(Items from a data source)
++++
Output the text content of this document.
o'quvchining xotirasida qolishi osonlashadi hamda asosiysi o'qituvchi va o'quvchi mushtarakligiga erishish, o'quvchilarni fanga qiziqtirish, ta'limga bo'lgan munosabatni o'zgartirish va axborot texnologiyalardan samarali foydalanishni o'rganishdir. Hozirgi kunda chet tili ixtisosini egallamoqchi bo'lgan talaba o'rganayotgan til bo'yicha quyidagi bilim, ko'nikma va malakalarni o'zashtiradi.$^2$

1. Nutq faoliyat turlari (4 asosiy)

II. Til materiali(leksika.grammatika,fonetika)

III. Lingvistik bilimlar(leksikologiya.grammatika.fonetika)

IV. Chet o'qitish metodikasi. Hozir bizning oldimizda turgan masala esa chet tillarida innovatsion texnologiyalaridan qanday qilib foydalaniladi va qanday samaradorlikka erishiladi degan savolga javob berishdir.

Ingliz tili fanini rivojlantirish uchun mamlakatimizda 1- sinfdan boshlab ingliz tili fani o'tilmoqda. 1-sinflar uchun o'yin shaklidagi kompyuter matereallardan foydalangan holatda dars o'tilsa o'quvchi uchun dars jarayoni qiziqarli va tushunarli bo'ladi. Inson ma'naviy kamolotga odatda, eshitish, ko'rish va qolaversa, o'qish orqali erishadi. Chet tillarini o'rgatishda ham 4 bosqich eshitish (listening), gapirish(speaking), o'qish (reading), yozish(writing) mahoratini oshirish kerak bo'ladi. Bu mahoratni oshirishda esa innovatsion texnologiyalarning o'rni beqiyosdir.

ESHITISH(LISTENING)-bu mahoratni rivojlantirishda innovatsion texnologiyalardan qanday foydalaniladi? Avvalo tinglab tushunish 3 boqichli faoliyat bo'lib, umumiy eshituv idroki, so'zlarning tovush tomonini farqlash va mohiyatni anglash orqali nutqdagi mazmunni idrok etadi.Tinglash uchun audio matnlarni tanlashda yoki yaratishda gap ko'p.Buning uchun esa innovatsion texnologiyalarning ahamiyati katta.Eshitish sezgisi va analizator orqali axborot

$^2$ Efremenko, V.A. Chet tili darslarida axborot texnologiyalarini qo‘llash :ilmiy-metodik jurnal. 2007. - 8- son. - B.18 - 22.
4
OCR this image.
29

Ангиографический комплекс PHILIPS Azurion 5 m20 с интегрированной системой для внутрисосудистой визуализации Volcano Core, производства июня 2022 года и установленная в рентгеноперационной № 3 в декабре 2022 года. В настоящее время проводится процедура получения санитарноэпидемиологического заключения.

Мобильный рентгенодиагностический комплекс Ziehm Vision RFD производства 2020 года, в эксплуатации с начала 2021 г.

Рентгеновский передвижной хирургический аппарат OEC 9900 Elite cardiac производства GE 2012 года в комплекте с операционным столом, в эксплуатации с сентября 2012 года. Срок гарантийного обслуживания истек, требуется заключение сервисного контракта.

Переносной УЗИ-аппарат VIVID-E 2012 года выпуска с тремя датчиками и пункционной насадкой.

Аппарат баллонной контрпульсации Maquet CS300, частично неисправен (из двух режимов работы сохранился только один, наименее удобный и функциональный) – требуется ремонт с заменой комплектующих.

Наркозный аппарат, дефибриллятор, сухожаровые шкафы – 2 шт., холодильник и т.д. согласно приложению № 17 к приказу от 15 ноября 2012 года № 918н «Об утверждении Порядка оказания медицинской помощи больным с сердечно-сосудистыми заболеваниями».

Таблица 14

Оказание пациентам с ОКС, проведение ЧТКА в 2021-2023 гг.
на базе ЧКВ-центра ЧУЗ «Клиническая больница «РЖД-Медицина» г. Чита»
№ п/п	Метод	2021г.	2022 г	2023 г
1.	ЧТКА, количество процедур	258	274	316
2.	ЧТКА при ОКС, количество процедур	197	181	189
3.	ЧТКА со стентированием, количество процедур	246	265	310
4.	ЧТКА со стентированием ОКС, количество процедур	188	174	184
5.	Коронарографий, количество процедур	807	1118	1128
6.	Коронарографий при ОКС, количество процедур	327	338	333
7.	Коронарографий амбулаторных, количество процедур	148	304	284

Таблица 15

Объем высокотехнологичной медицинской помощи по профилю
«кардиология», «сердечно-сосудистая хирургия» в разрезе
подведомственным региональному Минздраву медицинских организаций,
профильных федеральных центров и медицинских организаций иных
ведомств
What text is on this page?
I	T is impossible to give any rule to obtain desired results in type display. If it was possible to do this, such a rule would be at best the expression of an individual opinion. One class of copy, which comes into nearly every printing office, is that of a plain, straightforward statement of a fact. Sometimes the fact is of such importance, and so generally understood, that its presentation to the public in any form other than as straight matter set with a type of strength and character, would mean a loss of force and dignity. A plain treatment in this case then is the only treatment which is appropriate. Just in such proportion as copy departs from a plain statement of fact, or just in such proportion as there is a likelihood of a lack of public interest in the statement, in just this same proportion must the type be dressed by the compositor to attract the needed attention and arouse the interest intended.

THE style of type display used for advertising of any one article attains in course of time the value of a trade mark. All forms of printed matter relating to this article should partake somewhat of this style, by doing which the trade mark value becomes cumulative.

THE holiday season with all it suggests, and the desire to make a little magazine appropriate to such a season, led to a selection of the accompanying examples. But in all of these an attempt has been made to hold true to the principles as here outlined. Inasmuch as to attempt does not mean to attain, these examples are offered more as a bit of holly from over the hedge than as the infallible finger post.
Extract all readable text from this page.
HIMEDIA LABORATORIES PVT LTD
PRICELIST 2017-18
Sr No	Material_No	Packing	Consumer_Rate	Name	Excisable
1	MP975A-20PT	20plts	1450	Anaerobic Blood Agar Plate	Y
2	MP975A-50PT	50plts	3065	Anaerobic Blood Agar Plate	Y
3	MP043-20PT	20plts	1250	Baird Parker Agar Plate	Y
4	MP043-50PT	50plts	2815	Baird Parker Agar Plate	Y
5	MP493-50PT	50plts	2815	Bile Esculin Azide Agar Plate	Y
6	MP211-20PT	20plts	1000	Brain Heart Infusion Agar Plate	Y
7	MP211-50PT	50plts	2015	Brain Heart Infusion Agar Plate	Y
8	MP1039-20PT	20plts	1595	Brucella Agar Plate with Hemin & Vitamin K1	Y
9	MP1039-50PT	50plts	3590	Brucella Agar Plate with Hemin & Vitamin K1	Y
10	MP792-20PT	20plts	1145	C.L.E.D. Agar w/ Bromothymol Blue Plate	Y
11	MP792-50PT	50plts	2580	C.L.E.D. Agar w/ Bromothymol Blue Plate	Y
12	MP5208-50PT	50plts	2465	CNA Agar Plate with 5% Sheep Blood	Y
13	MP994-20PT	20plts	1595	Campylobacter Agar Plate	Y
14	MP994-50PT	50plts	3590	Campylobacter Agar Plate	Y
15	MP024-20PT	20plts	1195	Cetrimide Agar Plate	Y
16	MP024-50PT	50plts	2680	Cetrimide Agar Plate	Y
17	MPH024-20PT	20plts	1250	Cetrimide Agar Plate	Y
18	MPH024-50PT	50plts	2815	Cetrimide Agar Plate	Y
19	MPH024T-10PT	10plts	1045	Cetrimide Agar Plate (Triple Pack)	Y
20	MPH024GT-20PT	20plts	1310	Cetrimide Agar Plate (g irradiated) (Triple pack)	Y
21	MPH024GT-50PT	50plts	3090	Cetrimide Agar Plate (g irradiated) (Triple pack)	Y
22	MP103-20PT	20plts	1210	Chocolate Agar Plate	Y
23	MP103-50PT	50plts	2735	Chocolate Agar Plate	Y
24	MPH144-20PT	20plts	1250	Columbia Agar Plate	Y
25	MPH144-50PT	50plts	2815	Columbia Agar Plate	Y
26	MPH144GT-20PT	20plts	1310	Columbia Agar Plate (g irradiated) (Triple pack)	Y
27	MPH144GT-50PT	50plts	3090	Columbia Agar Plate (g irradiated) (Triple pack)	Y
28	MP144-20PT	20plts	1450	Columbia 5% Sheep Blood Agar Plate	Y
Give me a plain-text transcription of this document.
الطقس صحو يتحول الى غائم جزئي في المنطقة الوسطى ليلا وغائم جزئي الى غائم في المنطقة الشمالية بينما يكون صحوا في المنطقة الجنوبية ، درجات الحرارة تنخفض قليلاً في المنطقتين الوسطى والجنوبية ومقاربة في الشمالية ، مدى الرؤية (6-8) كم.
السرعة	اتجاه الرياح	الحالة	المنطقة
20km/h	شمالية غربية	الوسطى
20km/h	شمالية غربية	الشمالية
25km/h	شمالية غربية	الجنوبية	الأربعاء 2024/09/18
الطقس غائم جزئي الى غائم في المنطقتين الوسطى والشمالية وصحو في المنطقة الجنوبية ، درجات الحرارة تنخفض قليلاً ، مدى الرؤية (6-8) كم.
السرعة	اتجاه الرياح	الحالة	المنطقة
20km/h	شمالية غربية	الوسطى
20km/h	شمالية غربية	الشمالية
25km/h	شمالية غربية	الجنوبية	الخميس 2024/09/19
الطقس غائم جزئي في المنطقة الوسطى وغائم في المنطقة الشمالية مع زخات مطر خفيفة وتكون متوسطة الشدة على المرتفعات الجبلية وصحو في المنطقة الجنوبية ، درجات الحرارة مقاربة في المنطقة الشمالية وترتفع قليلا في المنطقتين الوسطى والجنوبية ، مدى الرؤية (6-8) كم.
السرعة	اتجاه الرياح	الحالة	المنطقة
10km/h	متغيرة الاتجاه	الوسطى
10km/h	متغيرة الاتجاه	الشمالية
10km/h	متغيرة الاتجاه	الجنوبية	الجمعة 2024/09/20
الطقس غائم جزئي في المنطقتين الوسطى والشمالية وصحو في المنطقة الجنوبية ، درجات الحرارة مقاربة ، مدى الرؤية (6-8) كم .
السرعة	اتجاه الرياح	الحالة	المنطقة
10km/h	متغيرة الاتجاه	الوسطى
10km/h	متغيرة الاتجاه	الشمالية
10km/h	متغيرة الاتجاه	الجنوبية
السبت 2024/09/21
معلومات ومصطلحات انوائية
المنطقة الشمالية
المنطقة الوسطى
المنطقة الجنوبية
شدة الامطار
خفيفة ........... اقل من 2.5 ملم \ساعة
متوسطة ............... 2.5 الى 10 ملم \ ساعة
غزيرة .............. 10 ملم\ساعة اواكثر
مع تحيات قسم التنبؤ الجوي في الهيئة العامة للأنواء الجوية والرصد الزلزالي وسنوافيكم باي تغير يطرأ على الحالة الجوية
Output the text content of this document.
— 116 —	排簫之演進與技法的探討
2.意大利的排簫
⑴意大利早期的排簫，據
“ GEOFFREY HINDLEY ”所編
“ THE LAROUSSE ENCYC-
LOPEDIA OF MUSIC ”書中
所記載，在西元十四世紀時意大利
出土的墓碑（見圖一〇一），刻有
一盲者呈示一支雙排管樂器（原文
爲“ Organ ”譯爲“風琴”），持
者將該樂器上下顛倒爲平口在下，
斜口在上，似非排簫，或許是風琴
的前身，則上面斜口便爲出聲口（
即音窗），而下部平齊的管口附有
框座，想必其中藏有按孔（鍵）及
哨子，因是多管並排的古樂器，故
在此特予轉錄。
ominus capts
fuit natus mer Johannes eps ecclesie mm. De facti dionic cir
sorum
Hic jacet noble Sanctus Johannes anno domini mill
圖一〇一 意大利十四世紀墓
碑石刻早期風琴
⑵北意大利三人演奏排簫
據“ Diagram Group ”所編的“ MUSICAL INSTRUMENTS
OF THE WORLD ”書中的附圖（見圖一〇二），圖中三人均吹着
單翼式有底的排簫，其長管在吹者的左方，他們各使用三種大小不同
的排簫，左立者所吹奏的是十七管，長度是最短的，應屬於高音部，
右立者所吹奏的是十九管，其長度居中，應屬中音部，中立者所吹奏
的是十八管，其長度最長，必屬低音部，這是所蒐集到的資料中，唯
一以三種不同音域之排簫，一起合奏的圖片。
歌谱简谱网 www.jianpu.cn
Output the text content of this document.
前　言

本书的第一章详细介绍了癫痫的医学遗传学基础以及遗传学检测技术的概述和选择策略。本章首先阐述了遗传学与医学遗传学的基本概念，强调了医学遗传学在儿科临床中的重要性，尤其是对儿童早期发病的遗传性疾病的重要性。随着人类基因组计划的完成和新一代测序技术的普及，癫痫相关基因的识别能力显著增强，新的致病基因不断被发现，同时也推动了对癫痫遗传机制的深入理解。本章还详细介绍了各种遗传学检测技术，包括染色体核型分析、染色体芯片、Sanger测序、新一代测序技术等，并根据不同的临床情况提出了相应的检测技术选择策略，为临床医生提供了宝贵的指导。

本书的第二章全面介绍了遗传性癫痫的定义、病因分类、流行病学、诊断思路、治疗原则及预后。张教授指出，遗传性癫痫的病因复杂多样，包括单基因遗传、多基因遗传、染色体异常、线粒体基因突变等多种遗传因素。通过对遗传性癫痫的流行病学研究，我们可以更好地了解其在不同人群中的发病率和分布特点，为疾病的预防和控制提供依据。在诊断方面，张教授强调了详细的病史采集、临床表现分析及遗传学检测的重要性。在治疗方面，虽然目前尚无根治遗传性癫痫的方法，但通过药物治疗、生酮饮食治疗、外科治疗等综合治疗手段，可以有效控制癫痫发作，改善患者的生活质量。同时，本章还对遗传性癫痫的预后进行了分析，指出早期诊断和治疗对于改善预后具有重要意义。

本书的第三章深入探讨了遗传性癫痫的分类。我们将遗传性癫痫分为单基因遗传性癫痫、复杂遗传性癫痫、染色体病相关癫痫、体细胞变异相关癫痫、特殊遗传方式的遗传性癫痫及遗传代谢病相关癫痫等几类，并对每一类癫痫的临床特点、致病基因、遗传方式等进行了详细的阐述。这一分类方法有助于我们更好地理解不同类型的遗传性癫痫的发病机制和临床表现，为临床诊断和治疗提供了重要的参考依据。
++++
§ Task statement: Determine how many lines of the listing above hold the word "texnologiyalardan". Report that number without anything else.

§ Answer to the task: 2